WHAT YOU HAVE TO DO: Repeat the records below exactly, leaving out any pictures.

INFORMATION SUPPLIED:

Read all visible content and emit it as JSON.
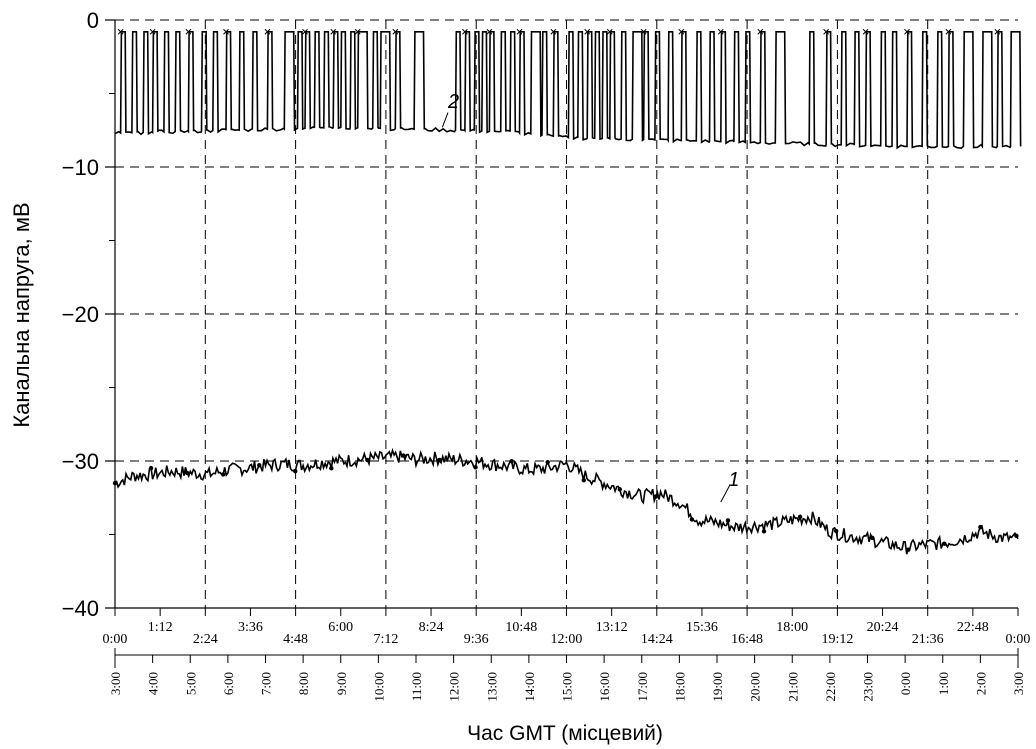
{
  "chart_data": {
    "type": "line",
    "title": "",
    "ylabel": "Канальна напруга, мВ",
    "xlabel": "Час GMT (місцевий)",
    "ylim": [
      -40,
      0
    ],
    "yticks": [
      0,
      -10,
      -20,
      -30,
      -40
    ],
    "ytick_labels": [
      "0",
      "−10",
      "−20",
      "−30",
      "−40"
    ],
    "xlim_hours": [
      0,
      24
    ],
    "xticks_gmt_labels": [
      "0:00",
      "1:12",
      "2:24",
      "3:36",
      "4:48",
      "6:00",
      "7:12",
      "8:24",
      "9:36",
      "10:48",
      "12:00",
      "13:12",
      "14:24",
      "15:36",
      "16:48",
      "18:00",
      "19:12",
      "20:24",
      "21:36",
      "22:48",
      "0:00"
    ],
    "xticks_local_labels": [
      "3:00",
      "4:00",
      "5:00",
      "6:00",
      "7:00",
      "8:00",
      "9:00",
      "10:00",
      "11:00",
      "12:00",
      "13:00",
      "14:00",
      "15:00",
      "16:00",
      "17:00",
      "18:00",
      "19:00",
      "20:00",
      "21:00",
      "22:00",
      "23:00",
      "0:00",
      "1:00",
      "2:00",
      "3:00"
    ],
    "grid": true,
    "series": [
      {
        "name": "1",
        "x": [
          0,
          0.5,
          1,
          1.5,
          2,
          2.5,
          3,
          3.5,
          4,
          4.5,
          5,
          5.5,
          6,
          6.5,
          7,
          7.5,
          8,
          8.5,
          9,
          9.5,
          10,
          10.5,
          11,
          11.5,
          12,
          12.5,
          13,
          13.5,
          14,
          14.5,
          15,
          15.5,
          16,
          16.5,
          17,
          17.5,
          18,
          18.5,
          19,
          19.5,
          20,
          20.5,
          21,
          21.5,
          22,
          22.5,
          23,
          23.5,
          24
        ],
        "values": [
          -31.5,
          -31.0,
          -30.9,
          -30.7,
          -30.8,
          -30.9,
          -30.6,
          -30.5,
          -30.3,
          -30.2,
          -30.3,
          -30.1,
          -30.0,
          -29.9,
          -29.8,
          -29.7,
          -29.9,
          -29.8,
          -29.9,
          -30.0,
          -30.2,
          -30.4,
          -30.6,
          -30.5,
          -30.2,
          -31.0,
          -31.5,
          -32.0,
          -32.4,
          -32.2,
          -32.8,
          -34.0,
          -34.2,
          -34.5,
          -34.4,
          -34.3,
          -34.0,
          -33.8,
          -34.8,
          -35.1,
          -35.3,
          -35.6,
          -35.9,
          -35.7,
          -35.6,
          -35.3,
          -34.8,
          -35.2,
          -35.3
        ]
      },
      {
        "name": "2",
        "low": [
          -7.7,
          -7.6,
          -7.5,
          -7.4,
          -7.3,
          -7.4,
          -7.5,
          -7.6,
          -8.0,
          -8.1,
          -8.2,
          -8.3,
          -8.4,
          -8.5,
          -8.6,
          -8.6,
          -8.6
        ],
        "low_x": [
          0,
          1.5,
          3,
          4.5,
          6,
          7.5,
          9,
          10.5,
          12,
          13.5,
          15,
          16.5,
          18,
          19.5,
          21,
          22.5,
          24
        ],
        "high": -0.8,
        "pulse_x": [
          0.15,
          0.45,
          0.75,
          1.0,
          1.3,
          1.6,
          1.95,
          2.3,
          2.6,
          2.95,
          3.3,
          3.65,
          4.05,
          4.5,
          4.85,
          5.05,
          5.3,
          5.55,
          5.8,
          6.0,
          6.25,
          6.45,
          6.85,
          7.05,
          7.45,
          7.95,
          9.05,
          9.3,
          9.55,
          9.75,
          9.95,
          10.25,
          10.5,
          10.75,
          11.05,
          11.35,
          11.65,
          12.05,
          12.3,
          12.55,
          12.75,
          12.95,
          13.15,
          13.45,
          13.75,
          14.05,
          14.35,
          14.7,
          15.05,
          15.45,
          15.8,
          16.1,
          16.45,
          16.75,
          17.15,
          17.55,
          18.45,
          18.9,
          19.3,
          19.65,
          19.95,
          20.35,
          20.65,
          21.05,
          21.45,
          21.85,
          22.15,
          22.55,
          23.05,
          23.45,
          23.8
        ],
        "pulse_w": [
          0.12,
          0.12,
          0.12,
          0.12,
          0.12,
          0.12,
          0.12,
          0.12,
          0.12,
          0.12,
          0.12,
          0.12,
          0.12,
          0.25,
          0.12,
          0.12,
          0.12,
          0.12,
          0.12,
          0.12,
          0.12,
          0.25,
          0.12,
          0.25,
          0.12,
          0.25,
          0.12,
          0.12,
          0.12,
          0.12,
          0.12,
          0.12,
          0.12,
          0.12,
          0.25,
          0.12,
          0.12,
          0.12,
          0.12,
          0.12,
          0.12,
          0.12,
          0.12,
          0.12,
          0.25,
          0.12,
          0.12,
          0.12,
          0.12,
          0.12,
          0.12,
          0.12,
          0.12,
          0.12,
          0.12,
          0.25,
          0.12,
          0.12,
          0.12,
          0.12,
          0.12,
          0.12,
          0.12,
          0.12,
          0.12,
          0.12,
          0.12,
          0.25,
          0.25,
          0.12,
          0.25
        ]
      }
    ]
  }
}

TASK OUTPUT:
Read all visible content and emit it as JSON.
{
  "chart_data": {
    "type": "line",
    "title": "",
    "ylabel": "Канальна напруга, мВ",
    "xlabel": "Час GMT (місцевий)",
    "ylim": [
      -40,
      0
    ],
    "yticks": [
      0,
      -10,
      -20,
      -30,
      -40
    ],
    "ytick_labels": [
      "0",
      "−10",
      "−20",
      "−30",
      "−40"
    ],
    "xlim_hours": [
      0,
      24
    ],
    "xticks_gmt_labels": [
      "0:00",
      "1:12",
      "2:24",
      "3:36",
      "4:48",
      "6:00",
      "7:12",
      "8:24",
      "9:36",
      "10:48",
      "12:00",
      "13:12",
      "14:24",
      "15:36",
      "16:48",
      "18:00",
      "19:12",
      "20:24",
      "21:36",
      "22:48",
      "0:00"
    ],
    "xticks_local_labels": [
      "3:00",
      "4:00",
      "5:00",
      "6:00",
      "7:00",
      "8:00",
      "9:00",
      "10:00",
      "11:00",
      "12:00",
      "13:00",
      "14:00",
      "15:00",
      "16:00",
      "17:00",
      "18:00",
      "19:00",
      "20:00",
      "21:00",
      "22:00",
      "23:00",
      "0:00",
      "1:00",
      "2:00",
      "3:00"
    ],
    "grid": true,
    "series": [
      {
        "name": "1",
        "x": [
          0,
          0.5,
          1,
          1.5,
          2,
          2.5,
          3,
          3.5,
          4,
          4.5,
          5,
          5.5,
          6,
          6.5,
          7,
          7.5,
          8,
          8.5,
          9,
          9.5,
          10,
          10.5,
          11,
          11.5,
          12,
          12.5,
          13,
          13.5,
          14,
          14.5,
          15,
          15.5,
          16,
          16.5,
          17,
          17.5,
          18,
          18.5,
          19,
          19.5,
          20,
          20.5,
          21,
          21.5,
          22,
          22.5,
          23,
          23.5,
          24
        ],
        "values": [
          -31.5,
          -31.0,
          -30.9,
          -30.7,
          -30.8,
          -30.9,
          -30.6,
          -30.5,
          -30.3,
          -30.2,
          -30.3,
          -30.1,
          -30.0,
          -29.9,
          -29.8,
          -29.7,
          -29.9,
          -29.8,
          -29.9,
          -30.0,
          -30.2,
          -30.4,
          -30.6,
          -30.5,
          -30.2,
          -31.0,
          -31.5,
          -32.0,
          -32.4,
          -32.2,
          -32.8,
          -34.0,
          -34.2,
          -34.5,
          -34.4,
          -34.3,
          -34.0,
          -33.8,
          -34.8,
          -35.1,
          -35.3,
          -35.6,
          -35.9,
          -35.7,
          -35.6,
          -35.3,
          -34.8,
          -35.2,
          -35.3
        ]
      },
      {
        "name": "2",
        "low": [
          -7.7,
          -7.6,
          -7.5,
          -7.4,
          -7.3,
          -7.4,
          -7.5,
          -7.6,
          -8.0,
          -8.1,
          -8.2,
          -8.3,
          -8.4,
          -8.5,
          -8.6,
          -8.6,
          -8.6
        ],
        "low_x": [
          0,
          1.5,
          3,
          4.5,
          6,
          7.5,
          9,
          10.5,
          12,
          13.5,
          15,
          16.5,
          18,
          19.5,
          21,
          22.5,
          24
        ],
        "high": -0.8,
        "pulse_x": [
          0.15,
          0.45,
          0.75,
          1.0,
          1.3,
          1.6,
          1.95,
          2.3,
          2.6,
          2.95,
          3.3,
          3.65,
          4.05,
          4.5,
          4.85,
          5.05,
          5.3,
          5.55,
          5.8,
          6.0,
          6.25,
          6.45,
          6.85,
          7.05,
          7.45,
          7.95,
          9.05,
          9.3,
          9.55,
          9.75,
          9.95,
          10.25,
          10.5,
          10.75,
          11.05,
          11.35,
          11.65,
          12.05,
          12.3,
          12.55,
          12.75,
          12.95,
          13.15,
          13.45,
          13.75,
          14.05,
          14.35,
          14.7,
          15.05,
          15.45,
          15.8,
          16.1,
          16.45,
          16.75,
          17.15,
          17.55,
          18.45,
          18.9,
          19.3,
          19.65,
          19.95,
          20.35,
          20.65,
          21.05,
          21.45,
          21.85,
          22.15,
          22.55,
          23.05,
          23.45,
          23.8
        ],
        "pulse_w": [
          0.12,
          0.12,
          0.12,
          0.12,
          0.12,
          0.12,
          0.12,
          0.12,
          0.12,
          0.12,
          0.12,
          0.12,
          0.12,
          0.25,
          0.12,
          0.12,
          0.12,
          0.12,
          0.12,
          0.12,
          0.12,
          0.25,
          0.12,
          0.25,
          0.12,
          0.25,
          0.12,
          0.12,
          0.12,
          0.12,
          0.12,
          0.12,
          0.12,
          0.12,
          0.25,
          0.12,
          0.12,
          0.12,
          0.12,
          0.12,
          0.12,
          0.12,
          0.12,
          0.12,
          0.25,
          0.12,
          0.12,
          0.12,
          0.12,
          0.12,
          0.12,
          0.12,
          0.12,
          0.12,
          0.12,
          0.25,
          0.12,
          0.12,
          0.12,
          0.12,
          0.12,
          0.12,
          0.12,
          0.12,
          0.12,
          0.12,
          0.12,
          0.25,
          0.25,
          0.12,
          0.25
        ]
      }
    ]
  }
}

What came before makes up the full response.